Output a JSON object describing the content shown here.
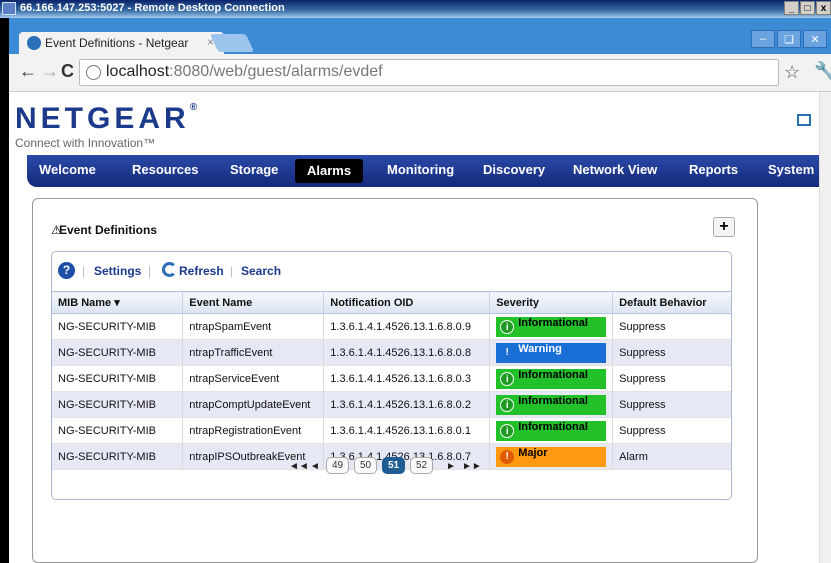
{
  "rdp": {
    "title": "66.166.147.253:5027 - Remote Desktop Connection",
    "controls": [
      "_",
      "□",
      "x"
    ]
  },
  "browser": {
    "tab_title": "Event Definitions - Netgear",
    "tab_close": "×",
    "url_host": "localhost",
    "url_path": ":8080/web/guest/alarms/evdef",
    "back": "←",
    "forward": "→",
    "reload": "C",
    "star": "☆",
    "wrench": "🔧"
  },
  "brand": {
    "logo": "NETGEAR",
    "reg": "®",
    "tagline": "Connect with Innovation™"
  },
  "nav": [
    {
      "label": "Welcome",
      "active": false
    },
    {
      "label": "Resources",
      "active": false
    },
    {
      "label": "Storage",
      "active": false
    },
    {
      "label": "Alarms",
      "active": true
    },
    {
      "label": "Monitoring",
      "active": false
    },
    {
      "label": "Discovery",
      "active": false
    },
    {
      "label": "Network View",
      "active": false
    },
    {
      "label": "Reports",
      "active": false
    },
    {
      "label": "System",
      "active": false
    }
  ],
  "panel": {
    "title": "Event Definitions",
    "add_label": "+"
  },
  "toolbar": {
    "help": "?",
    "settings": "Settings",
    "refresh": "Refresh",
    "search": "Search",
    "sep": "|"
  },
  "columns": [
    "MIB Name ▾",
    "Event Name",
    "Notification OID",
    "Severity",
    "Default Behavior"
  ],
  "rows": [
    {
      "mib": "NG-SECURITY-MIB",
      "event": "ntrapSpamEvent",
      "oid": "1.3.6.1.4.1.4526.13.1.6.8.0.9",
      "severity": "Informational",
      "behavior": "Suppress"
    },
    {
      "mib": "NG-SECURITY-MIB",
      "event": "ntrapTrafficEvent",
      "oid": "1.3.6.1.4.1.4526.13.1.6.8.0.8",
      "severity": "Warning",
      "behavior": "Suppress"
    },
    {
      "mib": "NG-SECURITY-MIB",
      "event": "ntrapServiceEvent",
      "oid": "1.3.6.1.4.1.4526.13.1.6.8.0.3",
      "severity": "Informational",
      "behavior": "Suppress"
    },
    {
      "mib": "NG-SECURITY-MIB",
      "event": "ntrapComptUpdateEvent",
      "oid": "1.3.6.1.4.1.4526.13.1.6.8.0.2",
      "severity": "Informational",
      "behavior": "Suppress"
    },
    {
      "mib": "NG-SECURITY-MIB",
      "event": "ntrapRegistrationEvent",
      "oid": "1.3.6.1.4.1.4526.13.1.6.8.0.1",
      "severity": "Informational",
      "behavior": "Suppress"
    },
    {
      "mib": "NG-SECURITY-MIB",
      "event": "ntrapIPSOutbreakEvent",
      "oid": "1.3.6.1.4.1.4526.13.1.6.8.0.7",
      "severity": "Major",
      "behavior": "Alarm"
    }
  ],
  "severity_colors": {
    "Informational": "#22c12a",
    "Warning": "#1a6fd6",
    "Major": "#ff9a10"
  },
  "pager": {
    "first": "◄◄",
    "prev": "◄",
    "pages": [
      "49",
      "50",
      "51",
      "52"
    ],
    "current": "51",
    "next": "►",
    "last": "►►"
  }
}
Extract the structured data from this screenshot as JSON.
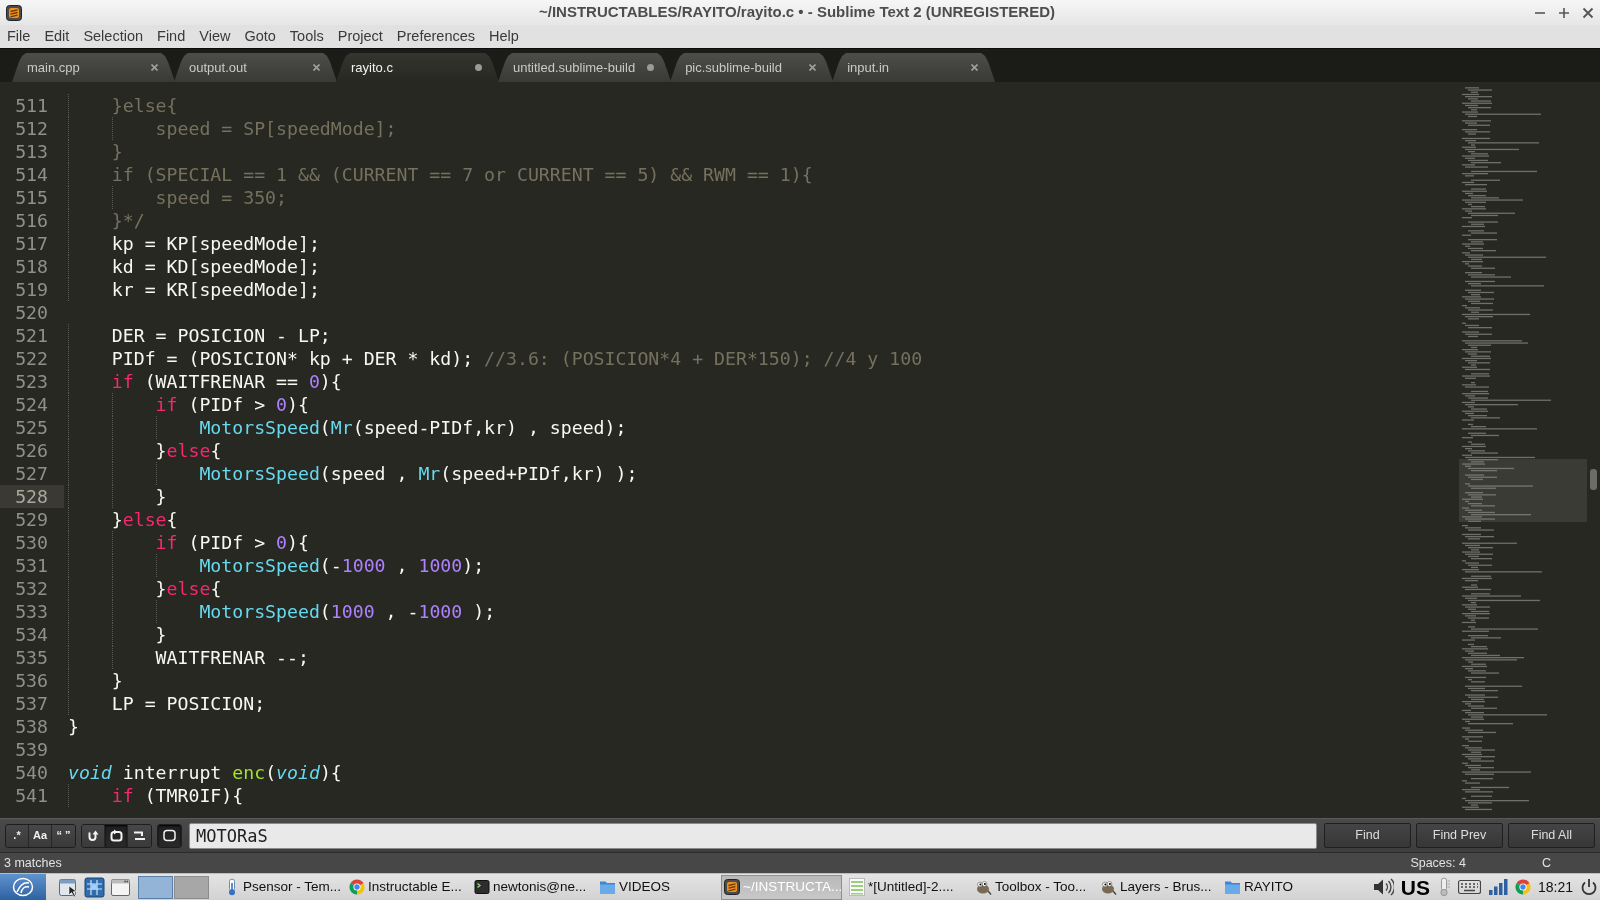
{
  "window": {
    "title": "~/INSTRUCTABLES/RAYITO/rayito.c • - Sublime Text 2 (UNREGISTERED)"
  },
  "menu": [
    "File",
    "Edit",
    "Selection",
    "Find",
    "View",
    "Goto",
    "Tools",
    "Project",
    "Preferences",
    "Help"
  ],
  "tabs": [
    {
      "label": "main.cpp",
      "selected": false,
      "dirty": false
    },
    {
      "label": "output.out",
      "selected": false,
      "dirty": false
    },
    {
      "label": "rayito.c",
      "selected": true,
      "dirty": true
    },
    {
      "label": "untitled.sublime-build",
      "selected": false,
      "dirty": true
    },
    {
      "label": "pic.sublime-build",
      "selected": false,
      "dirty": false
    },
    {
      "label": "input.in",
      "selected": false,
      "dirty": false
    }
  ],
  "editor": {
    "lines": [
      {
        "number": "511",
        "current": false,
        "tokens": [
          {
            "kind": "comment",
            "text": "    }else{"
          }
        ]
      },
      {
        "number": "512",
        "current": false,
        "tokens": [
          {
            "kind": "comment",
            "text": "        speed = SP[speedMode];"
          }
        ]
      },
      {
        "number": "513",
        "current": false,
        "tokens": [
          {
            "kind": "comment",
            "text": "    }"
          }
        ]
      },
      {
        "number": "514",
        "current": false,
        "tokens": [
          {
            "kind": "comment",
            "text": "    if (SPECIAL == 1 && (CURRENT == 7 or CURRENT == 5) && RWM == 1){"
          }
        ]
      },
      {
        "number": "515",
        "current": false,
        "tokens": [
          {
            "kind": "comment",
            "text": "        speed = 350;"
          }
        ]
      },
      {
        "number": "516",
        "current": false,
        "tokens": [
          {
            "kind": "comment",
            "text": "    }*/"
          }
        ]
      },
      {
        "number": "517",
        "current": false,
        "tokens": [
          {
            "kind": "plain",
            "text": "    kp = KP[speedMode];"
          }
        ]
      },
      {
        "number": "518",
        "current": false,
        "tokens": [
          {
            "kind": "plain",
            "text": "    kd = KD[speedMode];"
          }
        ]
      },
      {
        "number": "519",
        "current": false,
        "tokens": [
          {
            "kind": "plain",
            "text": "    kr = KR[speedMode];"
          }
        ]
      },
      {
        "number": "520",
        "current": false
      },
      {
        "number": "521",
        "current": false,
        "tokens": [
          {
            "kind": "plain",
            "text": "    DER = POSICION - LP;"
          }
        ]
      },
      {
        "number": "522",
        "current": false,
        "tokens": [
          {
            "kind": "plain",
            "text": "    PIDf = (POSICION* kp + DER * kd); "
          },
          {
            "kind": "comment",
            "text": "//3.6: (POSICION*4 + DER*150); //4 y 100"
          }
        ]
      },
      {
        "number": "523",
        "current": false,
        "tokens": [
          {
            "kind": "keyword",
            "text": "    if"
          },
          {
            "kind": "plain",
            "text": " (WAITFRENAR == "
          },
          {
            "kind": "number",
            "text": "0"
          },
          {
            "kind": "plain",
            "text": "){"
          }
        ]
      },
      {
        "number": "524",
        "current": false,
        "tokens": [
          {
            "kind": "keyword",
            "text": "        if"
          },
          {
            "kind": "plain",
            "text": " (PIDf > "
          },
          {
            "kind": "number",
            "text": "0"
          },
          {
            "kind": "plain",
            "text": "){"
          }
        ]
      },
      {
        "number": "525",
        "current": false,
        "tokens": [
          {
            "kind": "function",
            "text": "            MotorsSpeed"
          },
          {
            "kind": "plain",
            "text": "("
          },
          {
            "kind": "function",
            "text": "Mr"
          },
          {
            "kind": "plain",
            "text": "(speed-PIDf,kr) , speed);"
          }
        ]
      },
      {
        "number": "526",
        "current": false,
        "tokens": [
          {
            "kind": "plain",
            "text": "        }"
          },
          {
            "kind": "keyword",
            "text": "else"
          },
          {
            "kind": "plain",
            "text": "{"
          }
        ]
      },
      {
        "number": "527",
        "current": false,
        "tokens": [
          {
            "kind": "function",
            "text": "            MotorsSpeed"
          },
          {
            "kind": "plain",
            "text": "(speed , "
          },
          {
            "kind": "function",
            "text": "Mr"
          },
          {
            "kind": "plain",
            "text": "(speed+PIDf,kr) );"
          }
        ]
      },
      {
        "number": "528",
        "current": true,
        "tokens": [
          {
            "kind": "plain",
            "text": "        }"
          }
        ]
      },
      {
        "number": "529",
        "current": false,
        "tokens": [
          {
            "kind": "plain",
            "text": "    }"
          },
          {
            "kind": "keyword",
            "text": "else"
          },
          {
            "kind": "plain",
            "text": "{"
          }
        ]
      },
      {
        "number": "530",
        "current": false,
        "tokens": [
          {
            "kind": "keyword",
            "text": "        if"
          },
          {
            "kind": "plain",
            "text": " (PIDf > "
          },
          {
            "kind": "number",
            "text": "0"
          },
          {
            "kind": "plain",
            "text": "){"
          }
        ]
      },
      {
        "number": "531",
        "current": false,
        "tokens": [
          {
            "kind": "function",
            "text": "            MotorsSpeed"
          },
          {
            "kind": "plain",
            "text": "(-"
          },
          {
            "kind": "number",
            "text": "1000"
          },
          {
            "kind": "plain",
            "text": " , "
          },
          {
            "kind": "number",
            "text": "1000"
          },
          {
            "kind": "plain",
            "text": ");"
          }
        ]
      },
      {
        "number": "532",
        "current": false,
        "tokens": [
          {
            "kind": "plain",
            "text": "        }"
          },
          {
            "kind": "keyword",
            "text": "else"
          },
          {
            "kind": "plain",
            "text": "{"
          }
        ]
      },
      {
        "number": "533",
        "current": false,
        "tokens": [
          {
            "kind": "function",
            "text": "            MotorsSpeed"
          },
          {
            "kind": "plain",
            "text": "("
          },
          {
            "kind": "number",
            "text": "1000"
          },
          {
            "kind": "plain",
            "text": " , -"
          },
          {
            "kind": "number",
            "text": "1000"
          },
          {
            "kind": "plain",
            "text": " );"
          }
        ]
      },
      {
        "number": "534",
        "current": false,
        "tokens": [
          {
            "kind": "plain",
            "text": "        }"
          }
        ]
      },
      {
        "number": "535",
        "current": false,
        "tokens": [
          {
            "kind": "plain",
            "text": "        WAITFRENAR --;"
          }
        ]
      },
      {
        "number": "536",
        "current": false,
        "tokens": [
          {
            "kind": "plain",
            "text": "    }"
          }
        ]
      },
      {
        "number": "537",
        "current": false,
        "tokens": [
          {
            "kind": "plain",
            "text": "    LP = POSICION;"
          }
        ]
      },
      {
        "number": "538",
        "current": false,
        "tokens": [
          {
            "kind": "plain",
            "text": "}"
          }
        ]
      },
      {
        "number": "539",
        "current": false
      },
      {
        "number": "540",
        "current": false,
        "tokens": [
          {
            "kind": "storage",
            "text": "void"
          },
          {
            "kind": "plain",
            "text": " interrupt "
          },
          {
            "kind": "entity",
            "text": "enc"
          },
          {
            "kind": "plain",
            "text": "("
          },
          {
            "kind": "storage",
            "text": "void"
          },
          {
            "kind": "plain",
            "text": "){"
          }
        ]
      },
      {
        "number": "541",
        "current": false,
        "tokens": [
          {
            "kind": "keyword",
            "text": "    if"
          },
          {
            "kind": "plain",
            "text": " (TMR0IF){"
          }
        ]
      }
    ]
  },
  "find_panel": {
    "option_groups": [
      {
        "options": [
          {
            "kind": "text",
            "label": ".*",
            "on": false
          },
          {
            "kind": "text",
            "label": "Aa",
            "on": false
          },
          {
            "kind": "text",
            "label": "“ ”",
            "on": false
          }
        ]
      },
      {
        "options": [
          {
            "kind": "wrap",
            "on": false
          },
          {
            "kind": "selection",
            "on": true
          },
          {
            "kind": "highlight",
            "on": false
          }
        ]
      },
      {
        "options": [
          {
            "kind": "frame",
            "on": true
          }
        ]
      }
    ],
    "query": "MOTORaS",
    "buttons": [
      "Find",
      "Find Prev",
      "Find All"
    ]
  },
  "status_bar": {
    "message": "3 matches",
    "indentation": "Spaces: 4",
    "syntax": "C"
  },
  "taskbar": {
    "workspaces": [
      {
        "selected": true
      },
      {
        "selected": false
      }
    ],
    "tasks": [
      {
        "label": "Psensor - Tem...",
        "kind": "sensor",
        "selected": false
      },
      {
        "label": "Instructable E...",
        "kind": "browser",
        "selected": false
      },
      {
        "label": "newtonis@ne...",
        "kind": "terminal",
        "selected": false
      },
      {
        "label": "VIDEOS",
        "kind": "folder",
        "selected": false
      },
      {
        "label": "~/INSTRUCTA...",
        "kind": "editor",
        "selected": true
      },
      {
        "label": "*[Untitled]-2....",
        "kind": "image",
        "selected": false
      },
      {
        "label": "Toolbox - Too...",
        "kind": "paint",
        "selected": false
      },
      {
        "label": "Layers - Brus...",
        "kind": "paint",
        "selected": false
      },
      {
        "label": "RAYITO",
        "kind": "folder",
        "selected": false
      }
    ],
    "keyboard_layout": "US",
    "clock": "18:21"
  }
}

============

## PROMPT
From the entries, copy out each line containing the word "JSON".

## TASK SOLUTION
Output a JSON object describing the content shown here.
Extract the structured data from this screenshot as JSON.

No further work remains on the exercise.